Stored items from a collection ::
>> START
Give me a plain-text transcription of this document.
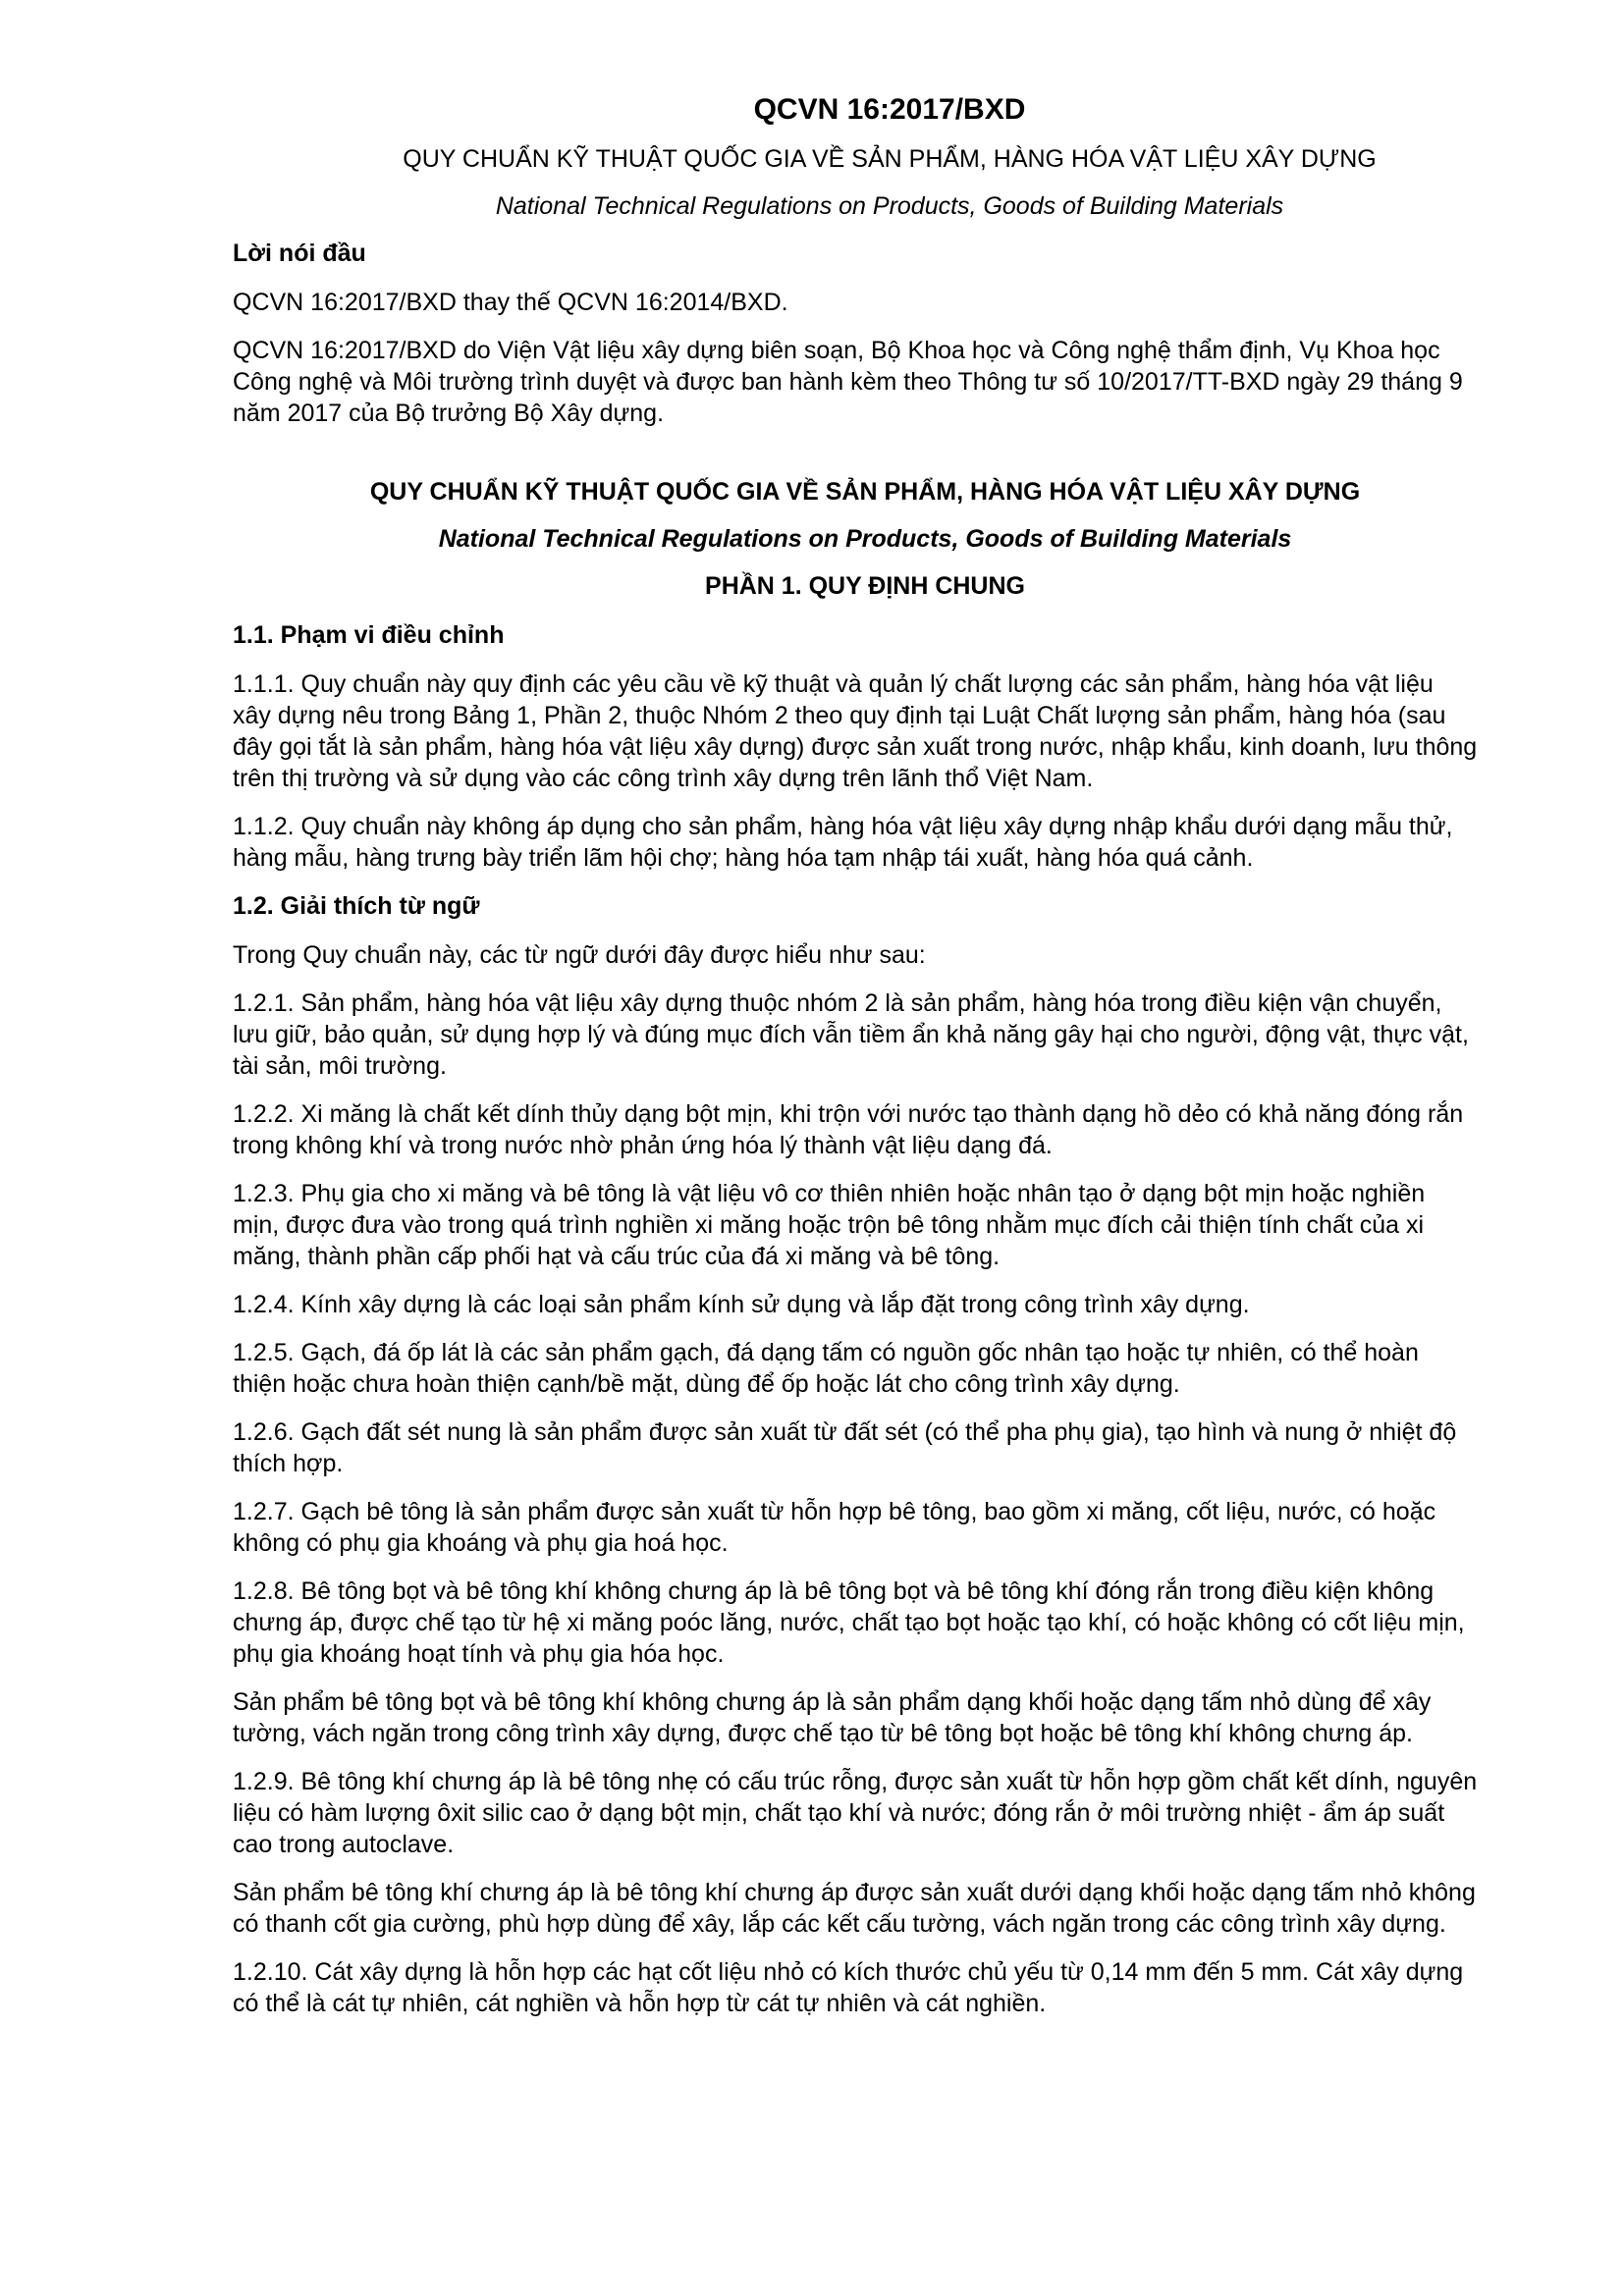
QCVN 16:2017/BXD
QUY CHUẨN KỸ THUẬT QUỐC GIA VỀ SẢN PHẨM, HÀNG HÓA VẬT LIỆU XÂY DỰNG
National Technical Regulations on Products, Goods of Building Materials
Lời nói đầu

QCVN 16:2017/BXD thay thế QCVN 16:2014/BXD.

QCVN 16:2017/BXD do Viện Vật liệu xây dựng biên soạn, Bộ Khoa học và Công nghệ thẩm định, Vụ Khoa học Công nghệ và Môi trường trình duyệt và được ban hành kèm theo Thông tư số 10/2017/TT-BXD ngày 29 tháng 9 năm 2017 của Bộ trưởng Bộ Xây dựng.

QUY CHUẨN KỸ THUẬT QUỐC GIA VỀ SẢN PHẨM, HÀNG HÓA VẬT LIỆU XÂY DỰNG
National Technical Regulations on Products, Goods of Building Materials
PHẦN 1. QUY ĐỊNH CHUNG
1.1. Phạm vi điều chỉnh

1.1.1. Quy chuẩn này quy định các yêu cầu về kỹ thuật và quản lý chất lượng các sản phẩm, hàng hóa vật liệu xây dựng nêu trong Bảng 1, Phần 2, thuộc Nhóm 2 theo quy định tại Luật Chất lượng sản phẩm, hàng hóa (sau đây gọi tắt là sản phẩm, hàng hóa vật liệu xây dựng) được sản xuất trong nước, nhập khẩu, kinh doanh, lưu thông trên thị trường và sử dụng vào các công trình xây dựng trên lãnh thổ Việt Nam.

1.1.2. Quy chuẩn này không áp dụng cho sản phẩm, hàng hóa vật liệu xây dựng nhập khẩu dưới dạng mẫu thử, hàng mẫu, hàng trưng bày triển lãm hội chợ; hàng hóa tạm nhập tái xuất, hàng hóa quá cảnh.

1.2. Giải thích từ ngữ

Trong Quy chuẩn này, các từ ngữ dưới đây được hiểu như sau:

1.2.1. Sản phẩm, hàng hóa vật liệu xây dựng thuộc nhóm 2 là sản phẩm, hàng hóa trong điều kiện vận chuyển, lưu giữ, bảo quản, sử dụng hợp lý và đúng mục đích vẫn tiềm ẩn khả năng gây hại cho người, động vật, thực vật, tài sản, môi trường.

1.2.2. Xi măng là chất kết dính thủy dạng bột mịn, khi trộn với nước tạo thành dạng hồ dẻo có khả năng đóng rắn trong không khí và trong nước nhờ phản ứng hóa lý thành vật liệu dạng đá.

1.2.3. Phụ gia cho xi măng và bê tông là vật liệu vô cơ thiên nhiên hoặc nhân tạo ở dạng bột mịn hoặc nghiền mịn, được đưa vào trong quá trình nghiền xi măng hoặc trộn bê tông nhằm mục đích cải thiện tính chất của xi măng, thành phần cấp phối hạt và cấu trúc của đá xi măng và bê tông.

1.2.4. Kính xây dựng là các loại sản phẩm kính sử dụng và lắp đặt trong công trình xây dựng.

1.2.5. Gạch, đá ốp lát là các sản phẩm gạch, đá dạng tấm có nguồn gốc nhân tạo hoặc tự nhiên, có thể hoàn thiện hoặc chưa hoàn thiện cạnh/bề mặt, dùng để ốp hoặc lát cho công trình xây dựng.

1.2.6. Gạch đất sét nung là sản phẩm được sản xuất từ đất sét (có thể pha phụ gia), tạo hình và nung ở nhiệt độ thích hợp.

1.2.7. Gạch bê tông là sản phẩm được sản xuất từ hỗn hợp bê tông, bao gồm xi măng, cốt liệu, nước, có hoặc không có phụ gia khoáng và phụ gia hoá học.

1.2.8. Bê tông bọt và bê tông khí không chưng áp là bê tông bọt và bê tông khí đóng rắn trong điều kiện không chưng áp, được chế tạo từ hệ xi măng poóc lăng, nước, chất tạo bọt hoặc tạo khí, có hoặc không có cốt liệu mịn, phụ gia khoáng hoạt tính và phụ gia hóa học.

Sản phẩm bê tông bọt và bê tông khí không chưng áp là sản phẩm dạng khối hoặc dạng tấm nhỏ dùng để xây tường, vách ngăn trong công trình xây dựng, được chế tạo từ bê tông bọt hoặc bê tông khí không chưng áp.

1.2.9. Bê tông khí chưng áp là bê tông nhẹ có cấu trúc rỗng, được sản xuất từ hỗn hợp gồm chất kết dính, nguyên liệu có hàm lượng ôxit silic cao ở dạng bột mịn, chất tạo khí và nước; đóng rắn ở môi trường nhiệt - ẩm áp suất cao trong autoclave.

Sản phẩm bê tông khí chưng áp là bê tông khí chưng áp được sản xuất dưới dạng khối hoặc dạng tấm nhỏ không có thanh cốt gia cường, phù hợp dùng để xây, lắp các kết cấu tường, vách ngăn trong các công trình xây dựng.

1.2.10. Cát xây dựng là hỗn hợp các hạt cốt liệu nhỏ có kích thước chủ yếu từ 0,14 mm đến 5 mm. Cát xây dựng có thể là cát tự nhiên, cát nghiền và hỗn hợp từ cát tự nhiên và cát nghiền.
>> END
TASK REQUIREMENTS ::
In the entries above, find lines with "vách" and copy each.

TASK ANSWER ::
Sản phẩm bê tông bọt và bê tông khí không chưng áp là sản phẩm dạng khối hoặc dạng tấm nhỏ dùng để xây tường, vách ngăn trong công trình xây dựng, được chế tạo từ bê tông bọt hoặc bê tông khí không chưng áp.
Sản phẩm bê tông khí chưng áp là bê tông khí chưng áp được sản xuất dưới dạng khối hoặc dạng tấm nhỏ không có thanh cốt gia cường, phù hợp dùng để xây, lắp các kết cấu tường, vách ngăn trong các công trình xây dựng.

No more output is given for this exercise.